YOUR INSTRUCTIONS ▸ Count every line in the entries that contains "view". Report that count alone.

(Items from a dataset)
::::::
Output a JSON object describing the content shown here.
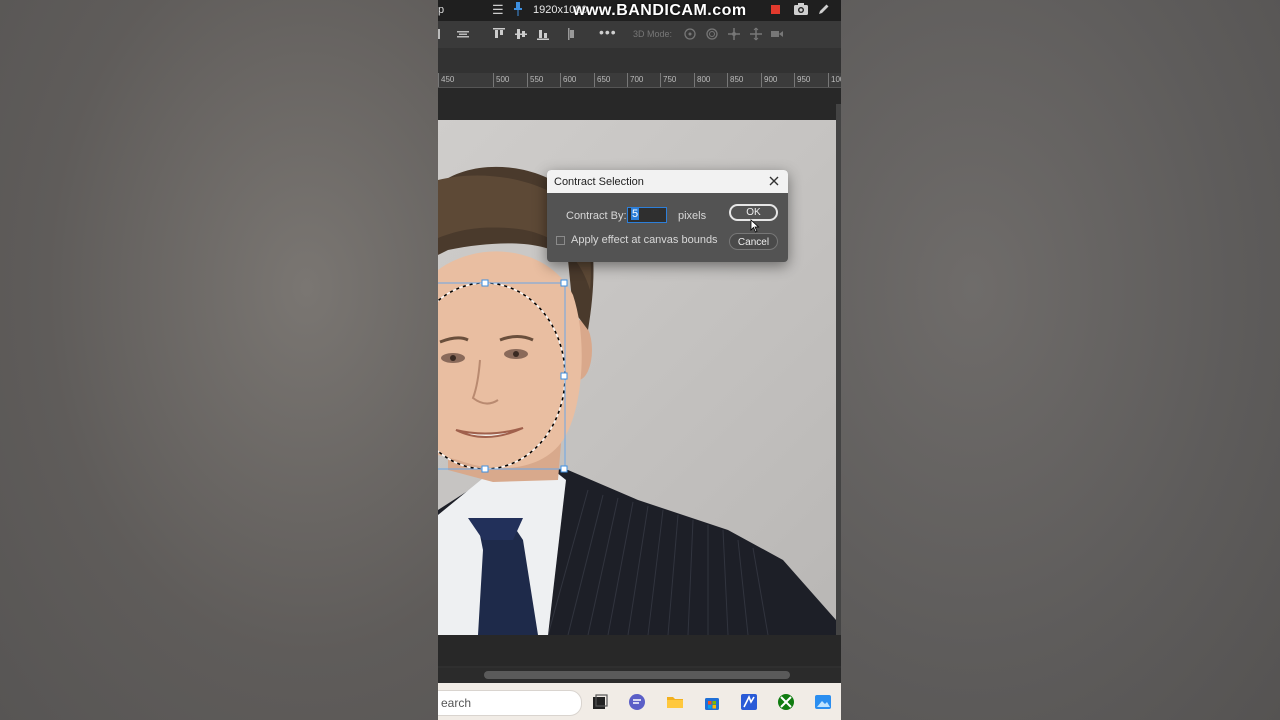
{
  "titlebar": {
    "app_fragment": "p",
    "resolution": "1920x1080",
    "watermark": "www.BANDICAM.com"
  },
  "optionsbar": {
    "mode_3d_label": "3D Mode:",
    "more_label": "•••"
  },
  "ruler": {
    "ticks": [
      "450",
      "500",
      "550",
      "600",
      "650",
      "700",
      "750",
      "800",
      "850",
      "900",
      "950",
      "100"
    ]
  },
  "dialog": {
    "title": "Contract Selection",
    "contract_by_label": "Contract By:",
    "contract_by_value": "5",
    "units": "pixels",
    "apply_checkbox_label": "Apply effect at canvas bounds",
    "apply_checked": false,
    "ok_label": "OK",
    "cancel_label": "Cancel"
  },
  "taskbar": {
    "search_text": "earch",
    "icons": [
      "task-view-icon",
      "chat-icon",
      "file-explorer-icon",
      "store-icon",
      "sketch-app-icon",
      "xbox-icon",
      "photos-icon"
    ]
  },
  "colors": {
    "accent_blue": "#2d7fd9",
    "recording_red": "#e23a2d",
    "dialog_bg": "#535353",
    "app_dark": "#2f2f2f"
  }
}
::::::
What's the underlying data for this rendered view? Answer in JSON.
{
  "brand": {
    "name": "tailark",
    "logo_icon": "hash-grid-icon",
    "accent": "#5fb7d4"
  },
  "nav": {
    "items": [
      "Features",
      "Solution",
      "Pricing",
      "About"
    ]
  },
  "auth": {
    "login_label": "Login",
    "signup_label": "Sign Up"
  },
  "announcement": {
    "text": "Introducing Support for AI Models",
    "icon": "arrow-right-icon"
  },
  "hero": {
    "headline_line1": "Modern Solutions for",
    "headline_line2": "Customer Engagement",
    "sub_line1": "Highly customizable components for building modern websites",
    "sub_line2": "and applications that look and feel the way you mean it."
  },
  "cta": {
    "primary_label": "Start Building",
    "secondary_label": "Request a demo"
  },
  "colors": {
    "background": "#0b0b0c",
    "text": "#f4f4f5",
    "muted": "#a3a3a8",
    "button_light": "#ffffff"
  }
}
::::::
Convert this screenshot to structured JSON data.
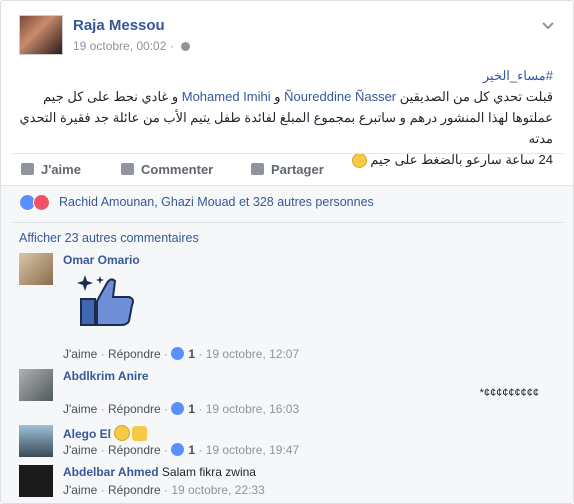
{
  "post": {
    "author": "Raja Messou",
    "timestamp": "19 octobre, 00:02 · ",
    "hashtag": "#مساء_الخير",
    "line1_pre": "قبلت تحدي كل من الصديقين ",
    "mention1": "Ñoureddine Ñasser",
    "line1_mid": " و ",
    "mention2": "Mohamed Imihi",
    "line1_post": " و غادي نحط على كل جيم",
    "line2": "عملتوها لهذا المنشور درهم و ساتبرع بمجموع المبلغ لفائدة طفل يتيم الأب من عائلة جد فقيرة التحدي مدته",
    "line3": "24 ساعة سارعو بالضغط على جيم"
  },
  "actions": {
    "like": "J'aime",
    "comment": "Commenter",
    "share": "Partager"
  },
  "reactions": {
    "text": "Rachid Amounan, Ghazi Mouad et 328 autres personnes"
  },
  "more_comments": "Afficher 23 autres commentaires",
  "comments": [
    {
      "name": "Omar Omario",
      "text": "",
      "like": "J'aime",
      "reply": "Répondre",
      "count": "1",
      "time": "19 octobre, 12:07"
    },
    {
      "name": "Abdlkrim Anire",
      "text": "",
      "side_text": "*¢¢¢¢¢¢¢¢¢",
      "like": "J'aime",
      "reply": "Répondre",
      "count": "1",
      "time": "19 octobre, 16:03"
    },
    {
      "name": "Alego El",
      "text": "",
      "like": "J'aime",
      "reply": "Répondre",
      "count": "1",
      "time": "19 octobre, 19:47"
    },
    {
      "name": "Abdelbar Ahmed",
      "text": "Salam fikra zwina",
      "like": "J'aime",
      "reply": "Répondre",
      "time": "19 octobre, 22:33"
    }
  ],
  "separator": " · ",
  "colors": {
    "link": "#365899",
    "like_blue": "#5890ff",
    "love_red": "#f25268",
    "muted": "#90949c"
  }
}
::::::
RESULT OF THIS TASK ▸ 2